→ To do:
Copy out the lines that include the word "NNNドキュメント".

** START **

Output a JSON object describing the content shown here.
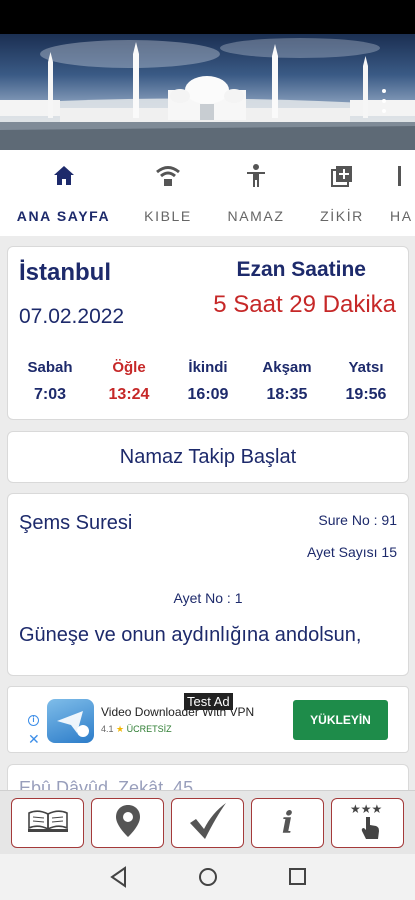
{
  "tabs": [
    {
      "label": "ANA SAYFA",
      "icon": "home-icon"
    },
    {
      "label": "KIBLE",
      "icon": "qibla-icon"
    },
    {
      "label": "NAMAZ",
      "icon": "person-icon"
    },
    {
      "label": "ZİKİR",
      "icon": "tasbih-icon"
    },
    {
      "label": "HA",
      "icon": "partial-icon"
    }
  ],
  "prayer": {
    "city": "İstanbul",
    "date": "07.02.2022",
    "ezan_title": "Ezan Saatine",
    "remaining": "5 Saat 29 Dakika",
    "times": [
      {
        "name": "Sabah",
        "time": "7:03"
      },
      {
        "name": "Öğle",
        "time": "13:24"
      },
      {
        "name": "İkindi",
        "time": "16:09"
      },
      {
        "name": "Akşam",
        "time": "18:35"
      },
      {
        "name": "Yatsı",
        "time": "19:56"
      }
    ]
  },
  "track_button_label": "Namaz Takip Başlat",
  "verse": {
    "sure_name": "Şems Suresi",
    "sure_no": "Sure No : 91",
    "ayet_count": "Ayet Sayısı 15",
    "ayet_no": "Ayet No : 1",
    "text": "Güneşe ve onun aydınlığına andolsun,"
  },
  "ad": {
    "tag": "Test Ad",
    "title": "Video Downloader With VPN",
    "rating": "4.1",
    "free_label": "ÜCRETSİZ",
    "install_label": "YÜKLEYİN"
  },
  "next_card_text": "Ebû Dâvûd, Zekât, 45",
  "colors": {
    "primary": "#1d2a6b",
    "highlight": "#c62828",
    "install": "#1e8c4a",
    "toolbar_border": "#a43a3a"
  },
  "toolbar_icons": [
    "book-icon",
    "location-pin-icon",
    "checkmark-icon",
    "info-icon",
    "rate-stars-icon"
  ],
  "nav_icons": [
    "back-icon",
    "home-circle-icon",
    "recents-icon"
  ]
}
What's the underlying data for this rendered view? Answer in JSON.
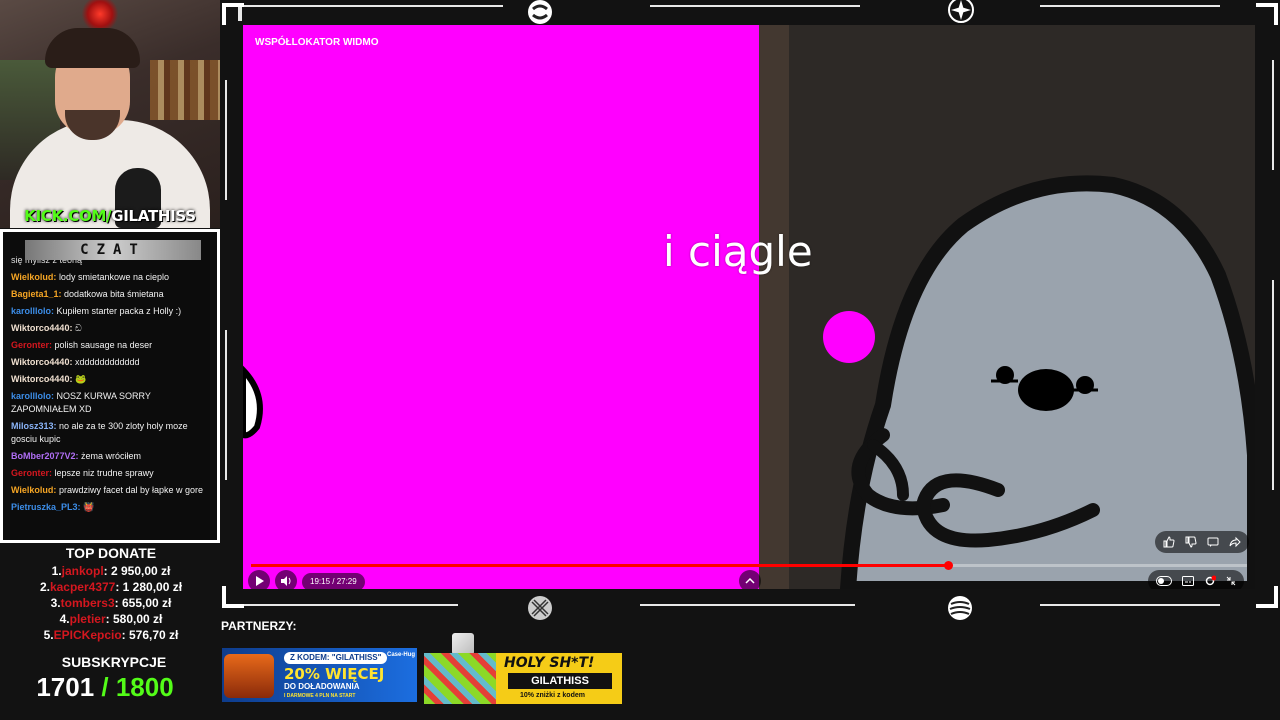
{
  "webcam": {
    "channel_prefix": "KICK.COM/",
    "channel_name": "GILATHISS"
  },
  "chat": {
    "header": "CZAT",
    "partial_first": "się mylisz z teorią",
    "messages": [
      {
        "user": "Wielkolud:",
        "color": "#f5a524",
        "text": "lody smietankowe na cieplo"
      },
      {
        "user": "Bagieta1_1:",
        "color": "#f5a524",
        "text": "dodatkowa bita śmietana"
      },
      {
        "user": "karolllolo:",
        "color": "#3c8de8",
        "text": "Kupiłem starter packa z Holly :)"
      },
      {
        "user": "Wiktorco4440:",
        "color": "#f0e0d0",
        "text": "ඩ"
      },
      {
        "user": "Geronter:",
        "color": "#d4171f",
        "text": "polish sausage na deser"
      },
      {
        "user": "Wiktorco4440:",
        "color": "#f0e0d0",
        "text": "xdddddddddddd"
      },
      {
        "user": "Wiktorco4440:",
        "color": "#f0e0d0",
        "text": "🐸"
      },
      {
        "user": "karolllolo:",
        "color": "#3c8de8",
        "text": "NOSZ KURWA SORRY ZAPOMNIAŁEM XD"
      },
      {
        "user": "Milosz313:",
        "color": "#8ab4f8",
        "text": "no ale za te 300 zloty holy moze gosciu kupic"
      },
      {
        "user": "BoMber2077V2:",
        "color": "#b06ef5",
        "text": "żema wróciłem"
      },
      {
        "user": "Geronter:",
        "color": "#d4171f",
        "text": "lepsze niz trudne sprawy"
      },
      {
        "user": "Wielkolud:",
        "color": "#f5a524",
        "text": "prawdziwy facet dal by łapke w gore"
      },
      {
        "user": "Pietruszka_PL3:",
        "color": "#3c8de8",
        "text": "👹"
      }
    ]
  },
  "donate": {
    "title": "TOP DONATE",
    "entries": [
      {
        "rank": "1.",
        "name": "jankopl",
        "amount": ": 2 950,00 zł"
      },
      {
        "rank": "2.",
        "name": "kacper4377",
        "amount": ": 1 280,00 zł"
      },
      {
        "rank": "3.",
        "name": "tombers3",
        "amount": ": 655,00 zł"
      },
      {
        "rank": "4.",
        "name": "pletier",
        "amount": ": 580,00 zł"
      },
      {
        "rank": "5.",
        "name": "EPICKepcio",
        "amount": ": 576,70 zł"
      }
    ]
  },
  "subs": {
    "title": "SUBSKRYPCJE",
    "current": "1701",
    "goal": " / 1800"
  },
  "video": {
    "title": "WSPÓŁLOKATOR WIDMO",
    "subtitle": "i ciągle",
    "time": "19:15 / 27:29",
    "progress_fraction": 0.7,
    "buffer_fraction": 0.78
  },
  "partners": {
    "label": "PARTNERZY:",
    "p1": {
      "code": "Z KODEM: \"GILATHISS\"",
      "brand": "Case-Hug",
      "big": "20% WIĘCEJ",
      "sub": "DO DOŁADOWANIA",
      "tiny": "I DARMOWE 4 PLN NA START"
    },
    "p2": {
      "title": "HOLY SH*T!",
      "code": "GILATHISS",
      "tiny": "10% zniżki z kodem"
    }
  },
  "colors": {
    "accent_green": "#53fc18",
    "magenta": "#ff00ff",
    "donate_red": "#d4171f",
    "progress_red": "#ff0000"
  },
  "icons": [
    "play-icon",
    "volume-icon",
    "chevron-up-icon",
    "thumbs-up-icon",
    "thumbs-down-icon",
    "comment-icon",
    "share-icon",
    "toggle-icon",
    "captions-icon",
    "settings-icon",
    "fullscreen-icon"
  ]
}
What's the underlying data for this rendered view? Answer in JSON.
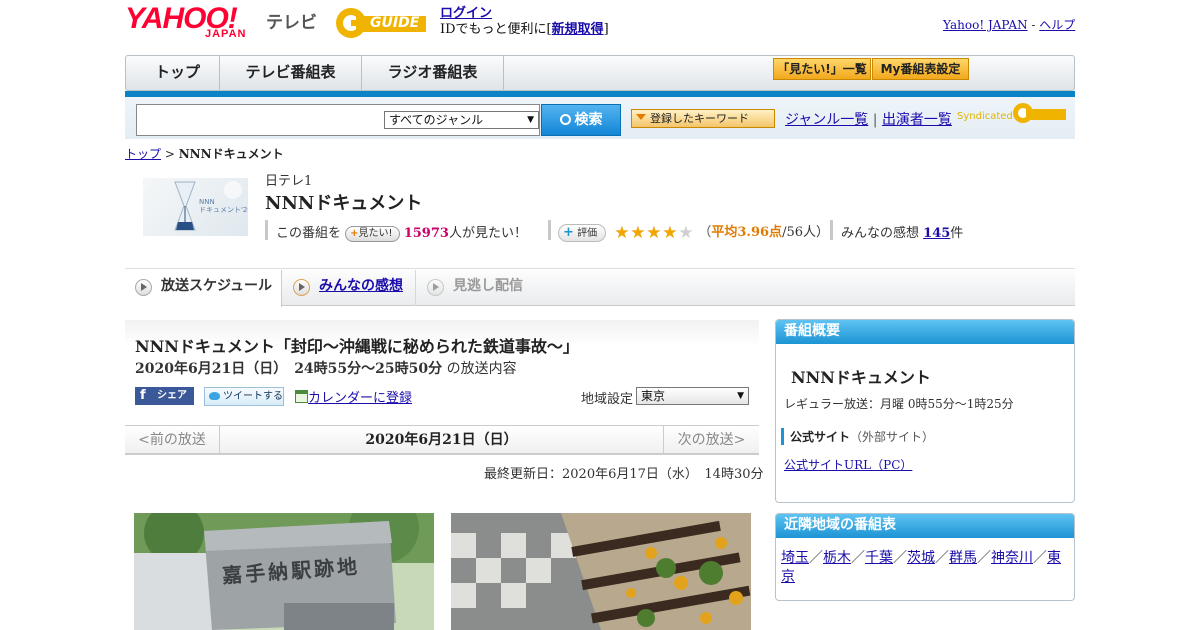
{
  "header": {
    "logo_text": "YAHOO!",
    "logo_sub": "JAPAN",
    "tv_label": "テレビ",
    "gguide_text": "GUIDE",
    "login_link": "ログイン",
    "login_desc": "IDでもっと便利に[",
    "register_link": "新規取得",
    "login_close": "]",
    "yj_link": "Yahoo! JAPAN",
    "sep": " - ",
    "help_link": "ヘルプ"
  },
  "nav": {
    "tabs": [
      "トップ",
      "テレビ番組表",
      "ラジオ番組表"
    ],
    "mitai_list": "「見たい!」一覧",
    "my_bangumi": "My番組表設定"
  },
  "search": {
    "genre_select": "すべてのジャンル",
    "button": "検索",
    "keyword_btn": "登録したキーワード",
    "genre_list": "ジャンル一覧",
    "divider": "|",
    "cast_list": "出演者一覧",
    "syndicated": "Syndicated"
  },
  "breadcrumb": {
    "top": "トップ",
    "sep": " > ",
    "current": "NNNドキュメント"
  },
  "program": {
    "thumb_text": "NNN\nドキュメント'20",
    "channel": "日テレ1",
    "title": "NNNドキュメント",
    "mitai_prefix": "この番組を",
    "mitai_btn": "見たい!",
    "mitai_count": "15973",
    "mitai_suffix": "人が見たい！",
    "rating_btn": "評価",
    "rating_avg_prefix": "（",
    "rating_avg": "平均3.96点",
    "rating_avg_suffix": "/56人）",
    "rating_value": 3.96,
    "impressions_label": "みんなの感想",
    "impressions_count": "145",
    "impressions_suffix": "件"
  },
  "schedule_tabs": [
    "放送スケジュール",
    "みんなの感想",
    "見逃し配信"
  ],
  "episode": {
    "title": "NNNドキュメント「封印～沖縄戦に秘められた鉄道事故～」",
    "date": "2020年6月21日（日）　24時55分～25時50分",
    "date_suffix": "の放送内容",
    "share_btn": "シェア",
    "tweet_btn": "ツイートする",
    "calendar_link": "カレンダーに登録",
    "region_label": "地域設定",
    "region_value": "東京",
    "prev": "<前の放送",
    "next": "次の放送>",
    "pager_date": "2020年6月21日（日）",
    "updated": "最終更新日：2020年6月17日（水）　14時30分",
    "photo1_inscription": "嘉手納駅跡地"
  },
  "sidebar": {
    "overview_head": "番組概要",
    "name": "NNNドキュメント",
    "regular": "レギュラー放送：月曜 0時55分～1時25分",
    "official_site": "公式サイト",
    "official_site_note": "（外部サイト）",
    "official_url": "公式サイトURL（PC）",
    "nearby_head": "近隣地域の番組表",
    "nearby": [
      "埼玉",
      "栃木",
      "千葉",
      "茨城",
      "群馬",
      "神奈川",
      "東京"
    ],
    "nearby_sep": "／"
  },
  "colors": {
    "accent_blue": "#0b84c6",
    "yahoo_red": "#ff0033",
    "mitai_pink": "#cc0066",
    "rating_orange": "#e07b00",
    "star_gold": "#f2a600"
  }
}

** END **

→ Full solution:
    "current": "NNNドキュメント"
    "title": "NNNドキュメント",
    "title": "NNNドキュメント「封印～沖縄戦に秘められた鉄道事故～」",
    "name": "NNNドキュメント",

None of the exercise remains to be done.